→ Input rows:

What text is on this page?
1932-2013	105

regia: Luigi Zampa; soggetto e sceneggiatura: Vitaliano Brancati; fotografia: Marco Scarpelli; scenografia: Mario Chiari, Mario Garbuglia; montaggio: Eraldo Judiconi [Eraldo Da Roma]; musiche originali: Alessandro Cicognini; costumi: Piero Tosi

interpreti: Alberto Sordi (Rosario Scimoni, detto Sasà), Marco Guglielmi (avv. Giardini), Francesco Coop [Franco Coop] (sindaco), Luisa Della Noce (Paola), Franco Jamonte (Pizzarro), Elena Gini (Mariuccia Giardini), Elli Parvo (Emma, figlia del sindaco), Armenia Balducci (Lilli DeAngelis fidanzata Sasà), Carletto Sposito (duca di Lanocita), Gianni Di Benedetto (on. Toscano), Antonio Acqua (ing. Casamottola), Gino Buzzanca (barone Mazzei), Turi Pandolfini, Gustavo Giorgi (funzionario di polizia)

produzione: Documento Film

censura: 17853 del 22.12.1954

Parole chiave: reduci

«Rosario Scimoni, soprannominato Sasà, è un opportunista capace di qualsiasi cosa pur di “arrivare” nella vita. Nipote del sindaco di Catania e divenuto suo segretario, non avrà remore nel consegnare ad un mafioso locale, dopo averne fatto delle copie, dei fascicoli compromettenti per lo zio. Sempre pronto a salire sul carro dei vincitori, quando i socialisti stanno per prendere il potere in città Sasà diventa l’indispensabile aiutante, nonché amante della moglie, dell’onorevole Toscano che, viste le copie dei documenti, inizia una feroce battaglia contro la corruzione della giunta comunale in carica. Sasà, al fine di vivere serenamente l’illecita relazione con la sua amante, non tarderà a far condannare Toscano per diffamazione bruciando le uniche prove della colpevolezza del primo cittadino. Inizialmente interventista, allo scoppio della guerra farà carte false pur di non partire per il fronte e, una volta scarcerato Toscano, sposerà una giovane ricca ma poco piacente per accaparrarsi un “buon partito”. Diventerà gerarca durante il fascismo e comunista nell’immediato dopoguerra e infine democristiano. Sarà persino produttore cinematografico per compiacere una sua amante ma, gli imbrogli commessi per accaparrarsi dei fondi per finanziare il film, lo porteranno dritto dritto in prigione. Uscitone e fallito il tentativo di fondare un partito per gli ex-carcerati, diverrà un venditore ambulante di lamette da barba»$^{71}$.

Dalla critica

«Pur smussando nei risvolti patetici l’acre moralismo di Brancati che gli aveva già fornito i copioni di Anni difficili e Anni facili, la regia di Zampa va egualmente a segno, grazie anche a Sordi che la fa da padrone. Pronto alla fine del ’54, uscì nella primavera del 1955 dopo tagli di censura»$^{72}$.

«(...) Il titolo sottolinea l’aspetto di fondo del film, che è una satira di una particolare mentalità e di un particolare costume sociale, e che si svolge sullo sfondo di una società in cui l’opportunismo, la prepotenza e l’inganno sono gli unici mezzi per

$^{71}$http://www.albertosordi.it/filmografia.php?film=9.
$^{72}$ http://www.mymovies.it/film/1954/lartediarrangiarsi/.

→ What you have to do:
Send back each record exactly as it stands.

→ Correct answer:
What text is on this page?
1932-2013	105

regia: Luigi Zampa; soggetto e sceneggiatura: Vitaliano Brancati; fotografia: Marco Scarpelli; scenografia: Mario Chiari, Mario Garbuglia; montaggio: Eraldo Judiconi [Eraldo Da Roma]; musiche originali: Alessandro Cicognini; costumi: Piero Tosi

interpreti: Alberto Sordi (Rosario Scimoni, detto Sasà), Marco Guglielmi (avv. Giardini), Francesco Coop [Franco Coop] (sindaco), Luisa Della Noce (Paola), Franco Jamonte (Pizzarro), Elena Gini (Mariuccia Giardini), Elli Parvo (Emma, figlia del sindaco), Armenia Balducci (Lilli DeAngelis fidanzata Sasà), Carletto Sposito (duca di Lanocita), Gianni Di Benedetto (on. Toscano), Antonio Acqua (ing. Casamottola), Gino Buzzanca (barone Mazzei), Turi Pandolfini, Gustavo Giorgi (funzionario di polizia)

produzione: Documento Film

censura: 17853 del 22.12.1954

Parole chiave: reduci

«Rosario Scimoni, soprannominato Sasà, è un opportunista capace di qualsiasi cosa pur di “arrivare” nella vita. Nipote del sindaco di Catania e divenuto suo segretario, non avrà remore nel consegnare ad un mafioso locale, dopo averne fatto delle copie, dei fascicoli compromettenti per lo zio. Sempre pronto a salire sul carro dei vincitori, quando i socialisti stanno per prendere il potere in città Sasà diventa l’indispensabile aiutante, nonché amante della moglie, dell’onorevole Toscano che, viste le copie dei documenti, inizia una feroce battaglia contro la corruzione della giunta comunale in carica. Sasà, al fine di vivere serenamente l’illecita relazione con la sua amante, non tarderà a far condannare Toscano per diffamazione bruciando le uniche prove della colpevolezza del primo cittadino. Inizialmente interventista, allo scoppio della guerra farà carte false pur di non partire per il fronte e, una volta scarcerato Toscano, sposerà una giovane ricca ma poco piacente per accaparrarsi un “buon partito”. Diventerà gerarca durante il fascismo e comunista nell’immediato dopoguerra e infine democristiano. Sarà persino produttore cinematografico per compiacere una sua amante ma, gli imbrogli commessi per accaparrarsi dei fondi per finanziare il film, lo porteranno dritto dritto in prigione. Uscitone e fallito il tentativo di fondare un partito per gli ex-carcerati, diverrà un venditore ambulante di lamette da barba»$^{71}$.

Dalla critica

«Pur smussando nei risvolti patetici l’acre moralismo di Brancati che gli aveva già fornito i copioni di Anni difficili e Anni facili, la regia di Zampa va egualmente a segno, grazie anche a Sordi che la fa da padrone. Pronto alla fine del ’54, uscì nella primavera del 1955 dopo tagli di censura»$^{72}$.

«(...) Il titolo sottolinea l’aspetto di fondo del film, che è una satira di una particolare mentalità e di un particolare costume sociale, e che si svolge sullo sfondo di una società in cui l’opportunismo, la prepotenza e l’inganno sono gli unici mezzi per

$^{71}$http://www.albertosordi.it/filmografia.php?film=9.
$^{72}$ http://www.mymovies.it/film/1954/lartediarrangiarsi/.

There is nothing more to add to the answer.